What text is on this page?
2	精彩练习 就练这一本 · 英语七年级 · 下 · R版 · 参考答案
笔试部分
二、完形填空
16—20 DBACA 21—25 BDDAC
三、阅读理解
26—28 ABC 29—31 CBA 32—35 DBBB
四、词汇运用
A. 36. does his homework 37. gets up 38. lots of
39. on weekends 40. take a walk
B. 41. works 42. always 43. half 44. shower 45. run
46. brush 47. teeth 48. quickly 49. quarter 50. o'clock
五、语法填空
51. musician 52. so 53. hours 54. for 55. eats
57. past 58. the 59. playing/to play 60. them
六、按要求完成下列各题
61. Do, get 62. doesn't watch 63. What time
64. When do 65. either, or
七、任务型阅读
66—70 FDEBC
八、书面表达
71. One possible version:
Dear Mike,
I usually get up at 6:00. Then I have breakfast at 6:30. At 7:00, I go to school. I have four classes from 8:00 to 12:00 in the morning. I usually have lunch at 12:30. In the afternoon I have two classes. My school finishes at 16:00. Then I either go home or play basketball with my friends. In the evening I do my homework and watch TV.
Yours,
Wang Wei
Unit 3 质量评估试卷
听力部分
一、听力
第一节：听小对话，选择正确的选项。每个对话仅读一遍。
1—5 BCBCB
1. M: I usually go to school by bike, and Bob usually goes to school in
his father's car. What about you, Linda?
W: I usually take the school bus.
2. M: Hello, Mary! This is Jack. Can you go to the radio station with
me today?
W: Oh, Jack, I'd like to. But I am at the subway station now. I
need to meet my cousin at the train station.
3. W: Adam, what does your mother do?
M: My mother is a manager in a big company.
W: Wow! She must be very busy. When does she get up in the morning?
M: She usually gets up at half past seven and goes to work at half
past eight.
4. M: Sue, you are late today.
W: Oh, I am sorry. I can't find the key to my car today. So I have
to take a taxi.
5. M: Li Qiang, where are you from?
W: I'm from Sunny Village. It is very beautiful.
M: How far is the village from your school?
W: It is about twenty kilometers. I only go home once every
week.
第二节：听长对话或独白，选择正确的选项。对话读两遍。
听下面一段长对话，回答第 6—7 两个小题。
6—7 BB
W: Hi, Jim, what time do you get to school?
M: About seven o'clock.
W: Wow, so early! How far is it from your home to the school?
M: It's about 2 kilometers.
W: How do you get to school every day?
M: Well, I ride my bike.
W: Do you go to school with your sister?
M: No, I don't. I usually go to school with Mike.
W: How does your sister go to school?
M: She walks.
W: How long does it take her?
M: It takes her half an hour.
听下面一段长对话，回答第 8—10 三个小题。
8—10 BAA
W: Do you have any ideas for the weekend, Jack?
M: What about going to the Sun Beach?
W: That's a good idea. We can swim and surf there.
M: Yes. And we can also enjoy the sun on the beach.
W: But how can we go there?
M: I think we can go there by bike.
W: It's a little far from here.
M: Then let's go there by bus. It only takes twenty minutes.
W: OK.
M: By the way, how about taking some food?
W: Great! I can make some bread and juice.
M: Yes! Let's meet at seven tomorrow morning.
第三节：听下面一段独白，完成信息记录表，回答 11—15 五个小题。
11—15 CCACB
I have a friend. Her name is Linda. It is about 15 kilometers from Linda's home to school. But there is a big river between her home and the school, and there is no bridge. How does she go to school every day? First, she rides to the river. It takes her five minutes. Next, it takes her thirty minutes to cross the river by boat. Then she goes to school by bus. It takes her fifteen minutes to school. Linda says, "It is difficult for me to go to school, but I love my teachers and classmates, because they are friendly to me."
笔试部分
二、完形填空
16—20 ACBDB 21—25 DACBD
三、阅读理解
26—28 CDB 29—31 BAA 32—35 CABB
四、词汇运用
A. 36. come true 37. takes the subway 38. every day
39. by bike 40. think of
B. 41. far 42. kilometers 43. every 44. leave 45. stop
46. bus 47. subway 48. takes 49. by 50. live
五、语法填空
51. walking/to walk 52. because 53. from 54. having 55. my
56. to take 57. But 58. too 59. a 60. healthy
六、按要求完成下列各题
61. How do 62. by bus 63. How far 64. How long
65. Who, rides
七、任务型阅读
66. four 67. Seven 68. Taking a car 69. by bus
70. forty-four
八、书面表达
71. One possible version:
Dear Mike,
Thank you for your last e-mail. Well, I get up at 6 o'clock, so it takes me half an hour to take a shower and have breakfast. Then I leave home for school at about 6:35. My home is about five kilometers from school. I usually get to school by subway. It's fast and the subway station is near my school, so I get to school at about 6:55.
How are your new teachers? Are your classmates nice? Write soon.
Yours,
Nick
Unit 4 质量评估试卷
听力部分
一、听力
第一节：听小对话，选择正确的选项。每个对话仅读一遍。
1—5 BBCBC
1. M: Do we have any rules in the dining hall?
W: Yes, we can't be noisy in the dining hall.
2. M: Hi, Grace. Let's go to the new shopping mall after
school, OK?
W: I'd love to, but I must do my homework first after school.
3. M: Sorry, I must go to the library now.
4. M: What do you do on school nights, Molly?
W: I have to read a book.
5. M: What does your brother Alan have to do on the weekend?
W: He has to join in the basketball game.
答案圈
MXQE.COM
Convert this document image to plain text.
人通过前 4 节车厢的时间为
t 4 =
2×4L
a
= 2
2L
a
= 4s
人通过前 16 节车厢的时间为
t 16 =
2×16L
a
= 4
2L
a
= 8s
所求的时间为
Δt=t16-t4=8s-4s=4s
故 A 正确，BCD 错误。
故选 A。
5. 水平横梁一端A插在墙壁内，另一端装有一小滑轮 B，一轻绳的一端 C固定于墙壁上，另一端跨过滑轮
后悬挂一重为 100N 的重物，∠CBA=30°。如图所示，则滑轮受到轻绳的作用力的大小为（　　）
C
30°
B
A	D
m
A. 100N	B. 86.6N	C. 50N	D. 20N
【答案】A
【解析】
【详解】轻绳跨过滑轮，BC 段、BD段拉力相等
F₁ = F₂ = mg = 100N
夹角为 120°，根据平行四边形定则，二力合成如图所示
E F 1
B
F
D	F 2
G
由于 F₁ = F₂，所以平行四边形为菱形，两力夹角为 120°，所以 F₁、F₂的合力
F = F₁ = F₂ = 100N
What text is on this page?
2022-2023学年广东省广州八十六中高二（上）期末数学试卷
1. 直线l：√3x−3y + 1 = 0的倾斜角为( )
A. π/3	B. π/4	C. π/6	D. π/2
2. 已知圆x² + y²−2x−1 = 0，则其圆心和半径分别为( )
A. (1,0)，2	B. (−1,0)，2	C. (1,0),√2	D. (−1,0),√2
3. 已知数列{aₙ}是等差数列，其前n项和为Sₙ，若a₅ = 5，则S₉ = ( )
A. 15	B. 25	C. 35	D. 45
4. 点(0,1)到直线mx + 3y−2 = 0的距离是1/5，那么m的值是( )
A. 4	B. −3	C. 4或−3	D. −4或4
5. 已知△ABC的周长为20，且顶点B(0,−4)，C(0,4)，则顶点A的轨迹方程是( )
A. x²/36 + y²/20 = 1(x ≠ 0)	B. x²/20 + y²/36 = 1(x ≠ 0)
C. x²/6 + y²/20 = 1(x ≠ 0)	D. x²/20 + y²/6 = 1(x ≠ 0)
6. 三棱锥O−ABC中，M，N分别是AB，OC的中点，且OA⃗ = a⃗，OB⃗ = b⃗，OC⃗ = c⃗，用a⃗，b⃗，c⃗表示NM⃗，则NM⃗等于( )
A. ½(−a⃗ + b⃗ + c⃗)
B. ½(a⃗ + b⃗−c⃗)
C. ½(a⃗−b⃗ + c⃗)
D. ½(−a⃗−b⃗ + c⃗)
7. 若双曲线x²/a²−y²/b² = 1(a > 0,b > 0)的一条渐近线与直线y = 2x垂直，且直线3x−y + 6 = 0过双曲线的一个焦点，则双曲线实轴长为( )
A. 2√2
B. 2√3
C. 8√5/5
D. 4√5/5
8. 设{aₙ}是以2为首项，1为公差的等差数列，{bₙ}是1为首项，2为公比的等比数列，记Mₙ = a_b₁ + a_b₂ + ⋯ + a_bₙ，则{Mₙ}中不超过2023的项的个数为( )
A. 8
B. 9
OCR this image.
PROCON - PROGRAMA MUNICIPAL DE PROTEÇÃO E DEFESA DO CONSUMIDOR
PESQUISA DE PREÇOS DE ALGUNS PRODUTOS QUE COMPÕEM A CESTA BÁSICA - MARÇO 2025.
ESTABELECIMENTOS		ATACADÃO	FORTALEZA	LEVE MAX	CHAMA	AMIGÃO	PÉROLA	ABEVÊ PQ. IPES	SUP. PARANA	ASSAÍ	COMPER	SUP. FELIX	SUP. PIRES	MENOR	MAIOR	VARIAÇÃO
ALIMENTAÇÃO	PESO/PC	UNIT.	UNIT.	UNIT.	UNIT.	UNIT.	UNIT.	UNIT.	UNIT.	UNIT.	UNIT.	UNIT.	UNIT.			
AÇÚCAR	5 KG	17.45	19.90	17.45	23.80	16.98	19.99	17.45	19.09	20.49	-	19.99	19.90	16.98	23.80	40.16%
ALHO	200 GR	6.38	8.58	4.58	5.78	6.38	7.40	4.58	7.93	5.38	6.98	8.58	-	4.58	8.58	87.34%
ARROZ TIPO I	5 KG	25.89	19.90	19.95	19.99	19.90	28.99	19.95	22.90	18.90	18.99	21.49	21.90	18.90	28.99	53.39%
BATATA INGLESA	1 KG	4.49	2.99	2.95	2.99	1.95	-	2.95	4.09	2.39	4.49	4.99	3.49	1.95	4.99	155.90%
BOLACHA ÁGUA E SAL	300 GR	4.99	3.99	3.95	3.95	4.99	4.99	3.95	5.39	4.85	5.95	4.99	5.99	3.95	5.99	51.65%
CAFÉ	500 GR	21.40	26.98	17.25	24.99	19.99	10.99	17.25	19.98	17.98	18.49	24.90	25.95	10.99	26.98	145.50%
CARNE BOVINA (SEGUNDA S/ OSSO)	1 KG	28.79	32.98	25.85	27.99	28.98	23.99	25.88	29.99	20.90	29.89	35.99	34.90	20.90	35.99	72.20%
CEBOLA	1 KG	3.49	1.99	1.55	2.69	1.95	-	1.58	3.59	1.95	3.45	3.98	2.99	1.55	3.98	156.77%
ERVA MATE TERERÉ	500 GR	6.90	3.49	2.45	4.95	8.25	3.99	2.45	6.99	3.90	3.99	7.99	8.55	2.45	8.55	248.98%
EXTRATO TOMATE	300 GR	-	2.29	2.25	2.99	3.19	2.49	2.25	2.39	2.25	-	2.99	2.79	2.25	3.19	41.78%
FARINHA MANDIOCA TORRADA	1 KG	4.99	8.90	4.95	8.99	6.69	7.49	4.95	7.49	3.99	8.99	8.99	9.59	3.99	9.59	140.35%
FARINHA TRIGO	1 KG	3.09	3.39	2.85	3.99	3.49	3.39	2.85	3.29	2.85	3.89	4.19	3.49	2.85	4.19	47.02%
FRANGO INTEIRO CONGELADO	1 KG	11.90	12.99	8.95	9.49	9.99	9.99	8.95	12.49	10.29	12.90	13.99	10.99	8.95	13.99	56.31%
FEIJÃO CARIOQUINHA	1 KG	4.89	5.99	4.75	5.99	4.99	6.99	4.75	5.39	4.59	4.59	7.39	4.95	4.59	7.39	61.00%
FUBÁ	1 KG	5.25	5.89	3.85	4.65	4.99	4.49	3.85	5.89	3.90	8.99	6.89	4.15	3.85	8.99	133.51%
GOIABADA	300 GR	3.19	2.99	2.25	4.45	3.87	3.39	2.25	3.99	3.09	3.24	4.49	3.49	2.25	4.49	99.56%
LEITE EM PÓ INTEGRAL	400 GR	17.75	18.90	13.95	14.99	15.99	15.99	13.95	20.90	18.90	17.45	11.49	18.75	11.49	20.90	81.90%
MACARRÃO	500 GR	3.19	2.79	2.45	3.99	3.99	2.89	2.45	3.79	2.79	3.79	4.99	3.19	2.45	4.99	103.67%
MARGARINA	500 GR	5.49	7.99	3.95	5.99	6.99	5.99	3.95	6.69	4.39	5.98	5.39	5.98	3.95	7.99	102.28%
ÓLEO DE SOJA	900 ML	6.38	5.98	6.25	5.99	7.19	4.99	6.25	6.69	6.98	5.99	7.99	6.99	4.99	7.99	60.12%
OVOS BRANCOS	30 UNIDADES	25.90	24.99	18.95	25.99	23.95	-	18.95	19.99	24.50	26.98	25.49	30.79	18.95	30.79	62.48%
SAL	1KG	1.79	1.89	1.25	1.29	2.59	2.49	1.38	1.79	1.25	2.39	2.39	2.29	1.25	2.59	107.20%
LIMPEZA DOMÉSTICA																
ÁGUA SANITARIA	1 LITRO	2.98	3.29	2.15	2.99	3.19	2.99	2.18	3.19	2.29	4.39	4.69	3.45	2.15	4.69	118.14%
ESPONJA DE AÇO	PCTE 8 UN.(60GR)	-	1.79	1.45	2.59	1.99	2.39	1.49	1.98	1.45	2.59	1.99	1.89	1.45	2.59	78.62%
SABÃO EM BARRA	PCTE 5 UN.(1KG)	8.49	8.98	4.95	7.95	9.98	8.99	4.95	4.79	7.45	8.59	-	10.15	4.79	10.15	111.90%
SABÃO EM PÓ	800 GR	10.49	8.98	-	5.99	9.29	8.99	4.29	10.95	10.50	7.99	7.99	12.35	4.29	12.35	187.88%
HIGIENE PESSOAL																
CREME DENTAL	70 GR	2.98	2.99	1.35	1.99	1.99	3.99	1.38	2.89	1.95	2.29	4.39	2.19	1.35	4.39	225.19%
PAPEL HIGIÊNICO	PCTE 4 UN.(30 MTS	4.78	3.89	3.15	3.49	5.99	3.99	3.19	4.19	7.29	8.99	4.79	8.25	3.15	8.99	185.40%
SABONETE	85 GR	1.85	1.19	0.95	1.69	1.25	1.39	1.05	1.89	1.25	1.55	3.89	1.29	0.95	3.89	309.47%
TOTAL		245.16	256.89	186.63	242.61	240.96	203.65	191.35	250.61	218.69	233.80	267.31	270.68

━━━━

Search the listing for the string "classmates". Copy each line where it turns up.

ANSWER FOR THIS EXERCISE →
I have a friend. Her name is Linda. It is about 15 kilometers from Linda's home to school. But there is a big river between her home and the school, and there is no bridge. How does she go to school every day? First, she rides to the river. It takes her five minutes. Next, it takes her thirty minutes to cross the river by boat. Then she goes to school by bus. It takes her fifteen minutes to school. Linda says, "It is difficult for me to go to school, but I love my teachers and classmates, because they are friendly to me."
How are your new teachers? Are your classmates nice? Write soon.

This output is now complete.